[Stored data]
╭──

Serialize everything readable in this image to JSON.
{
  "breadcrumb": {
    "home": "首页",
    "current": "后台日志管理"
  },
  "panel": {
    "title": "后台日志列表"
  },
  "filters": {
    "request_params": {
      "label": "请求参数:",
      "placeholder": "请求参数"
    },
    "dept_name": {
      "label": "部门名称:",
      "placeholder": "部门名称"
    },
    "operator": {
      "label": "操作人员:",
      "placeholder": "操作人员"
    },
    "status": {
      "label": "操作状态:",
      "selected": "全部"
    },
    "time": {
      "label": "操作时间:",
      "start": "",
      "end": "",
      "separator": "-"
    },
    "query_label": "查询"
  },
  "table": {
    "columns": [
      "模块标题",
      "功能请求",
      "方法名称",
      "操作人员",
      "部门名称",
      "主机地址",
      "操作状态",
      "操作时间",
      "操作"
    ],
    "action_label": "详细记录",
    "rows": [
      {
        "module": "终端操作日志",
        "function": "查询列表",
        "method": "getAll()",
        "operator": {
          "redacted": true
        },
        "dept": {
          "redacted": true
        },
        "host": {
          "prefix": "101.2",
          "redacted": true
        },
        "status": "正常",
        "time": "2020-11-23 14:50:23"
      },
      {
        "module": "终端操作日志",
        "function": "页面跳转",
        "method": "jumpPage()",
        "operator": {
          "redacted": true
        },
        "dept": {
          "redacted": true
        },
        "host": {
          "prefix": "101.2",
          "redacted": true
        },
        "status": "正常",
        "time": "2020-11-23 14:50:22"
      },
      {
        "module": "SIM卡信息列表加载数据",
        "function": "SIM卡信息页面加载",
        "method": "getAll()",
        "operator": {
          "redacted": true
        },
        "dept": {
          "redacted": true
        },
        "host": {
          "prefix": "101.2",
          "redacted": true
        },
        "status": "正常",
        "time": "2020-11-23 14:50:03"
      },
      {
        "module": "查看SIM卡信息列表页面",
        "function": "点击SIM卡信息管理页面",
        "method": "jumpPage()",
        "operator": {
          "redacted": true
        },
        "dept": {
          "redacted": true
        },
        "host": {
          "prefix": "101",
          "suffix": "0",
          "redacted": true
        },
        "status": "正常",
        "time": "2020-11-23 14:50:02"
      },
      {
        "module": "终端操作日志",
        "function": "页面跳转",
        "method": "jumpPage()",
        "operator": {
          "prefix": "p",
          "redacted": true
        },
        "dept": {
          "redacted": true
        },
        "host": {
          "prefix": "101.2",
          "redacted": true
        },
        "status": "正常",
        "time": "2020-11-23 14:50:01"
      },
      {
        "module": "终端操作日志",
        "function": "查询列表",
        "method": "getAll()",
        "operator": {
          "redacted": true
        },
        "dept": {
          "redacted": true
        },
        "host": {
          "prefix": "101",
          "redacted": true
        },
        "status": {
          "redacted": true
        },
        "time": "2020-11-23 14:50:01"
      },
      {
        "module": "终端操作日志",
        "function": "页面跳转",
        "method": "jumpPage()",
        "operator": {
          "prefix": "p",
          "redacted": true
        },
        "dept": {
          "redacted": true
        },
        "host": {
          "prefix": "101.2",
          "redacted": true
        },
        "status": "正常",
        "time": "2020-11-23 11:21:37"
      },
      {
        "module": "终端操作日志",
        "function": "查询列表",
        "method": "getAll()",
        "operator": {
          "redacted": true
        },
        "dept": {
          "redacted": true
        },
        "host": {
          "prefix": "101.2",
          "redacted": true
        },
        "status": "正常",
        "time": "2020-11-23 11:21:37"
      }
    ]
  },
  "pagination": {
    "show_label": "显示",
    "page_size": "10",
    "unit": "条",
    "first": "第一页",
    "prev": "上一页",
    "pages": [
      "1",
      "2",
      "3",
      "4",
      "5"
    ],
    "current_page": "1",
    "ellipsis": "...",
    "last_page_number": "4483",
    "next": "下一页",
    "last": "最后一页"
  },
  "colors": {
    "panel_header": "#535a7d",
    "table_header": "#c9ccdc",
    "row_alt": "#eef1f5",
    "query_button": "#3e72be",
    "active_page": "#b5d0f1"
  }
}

╰──

■ **Directions for this task**: Print the records above in full, exactly.

■ **Solution**:
Serialize everything readable in this image to JSON.
{
  "breadcrumb": {
    "home": "首页",
    "current": "后台日志管理"
  },
  "panel": {
    "title": "后台日志列表"
  },
  "filters": {
    "request_params": {
      "label": "请求参数:",
      "placeholder": "请求参数"
    },
    "dept_name": {
      "label": "部门名称:",
      "placeholder": "部门名称"
    },
    "operator": {
      "label": "操作人员:",
      "placeholder": "操作人员"
    },
    "status": {
      "label": "操作状态:",
      "selected": "全部"
    },
    "time": {
      "label": "操作时间:",
      "start": "",
      "end": "",
      "separator": "-"
    },
    "query_label": "查询"
  },
  "table": {
    "columns": [
      "模块标题",
      "功能请求",
      "方法名称",
      "操作人员",
      "部门名称",
      "主机地址",
      "操作状态",
      "操作时间",
      "操作"
    ],
    "action_label": "详细记录",
    "rows": [
      {
        "module": "终端操作日志",
        "function": "查询列表",
        "method": "getAll()",
        "operator": {
          "redacted": true
        },
        "dept": {
          "redacted": true
        },
        "host": {
          "prefix": "101.2",
          "redacted": true
        },
        "status": "正常",
        "time": "2020-11-23 14:50:23"
      },
      {
        "module": "终端操作日志",
        "function": "页面跳转",
        "method": "jumpPage()",
        "operator": {
          "redacted": true
        },
        "dept": {
          "redacted": true
        },
        "host": {
          "prefix": "101.2",
          "redacted": true
        },
        "status": "正常",
        "time": "2020-11-23 14:50:22"
      },
      {
        "module": "SIM卡信息列表加载数据",
        "function": "SIM卡信息页面加载",
        "method": "getAll()",
        "operator": {
          "redacted": true
        },
        "dept": {
          "redacted": true
        },
        "host": {
          "prefix": "101.2",
          "redacted": true
        },
        "status": "正常",
        "time": "2020-11-23 14:50:03"
      },
      {
        "module": "查看SIM卡信息列表页面",
        "function": "点击SIM卡信息管理页面",
        "method": "jumpPage()",
        "operator": {
          "redacted": true
        },
        "dept": {
          "redacted": true
        },
        "host": {
          "prefix": "101",
          "suffix": "0",
          "redacted": true
        },
        "status": "正常",
        "time": "2020-11-23 14:50:02"
      },
      {
        "module": "终端操作日志",
        "function": "页面跳转",
        "method": "jumpPage()",
        "operator": {
          "prefix": "p",
          "redacted": true
        },
        "dept": {
          "redacted": true
        },
        "host": {
          "prefix": "101.2",
          "redacted": true
        },
        "status": "正常",
        "time": "2020-11-23 14:50:01"
      },
      {
        "module": "终端操作日志",
        "function": "查询列表",
        "method": "getAll()",
        "operator": {
          "redacted": true
        },
        "dept": {
          "redacted": true
        },
        "host": {
          "prefix": "101",
          "redacted": true
        },
        "status": {
          "redacted": true
        },
        "time": "2020-11-23 14:50:01"
      },
      {
        "module": "终端操作日志",
        "function": "页面跳转",
        "method": "jumpPage()",
        "operator": {
          "prefix": "p",
          "redacted": true
        },
        "dept": {
          "redacted": true
        },
        "host": {
          "prefix": "101.2",
          "redacted": true
        },
        "status": "正常",
        "time": "2020-11-23 11:21:37"
      },
      {
        "module": "终端操作日志",
        "function": "查询列表",
        "method": "getAll()",
        "operator": {
          "redacted": true
        },
        "dept": {
          "redacted": true
        },
        "host": {
          "prefix": "101.2",
          "redacted": true
        },
        "status": "正常",
        "time": "2020-11-23 11:21:37"
      }
    ]
  },
  "pagination": {
    "show_label": "显示",
    "page_size": "10",
    "unit": "条",
    "first": "第一页",
    "prev": "上一页",
    "pages": [
      "1",
      "2",
      "3",
      "4",
      "5"
    ],
    "current_page": "1",
    "ellipsis": "...",
    "last_page_number": "4483",
    "next": "下一页",
    "last": "最后一页"
  },
  "colors": {
    "panel_header": "#535a7d",
    "table_header": "#c9ccdc",
    "row_alt": "#eef1f5",
    "query_button": "#3e72be",
    "active_page": "#b5d0f1"
  }
}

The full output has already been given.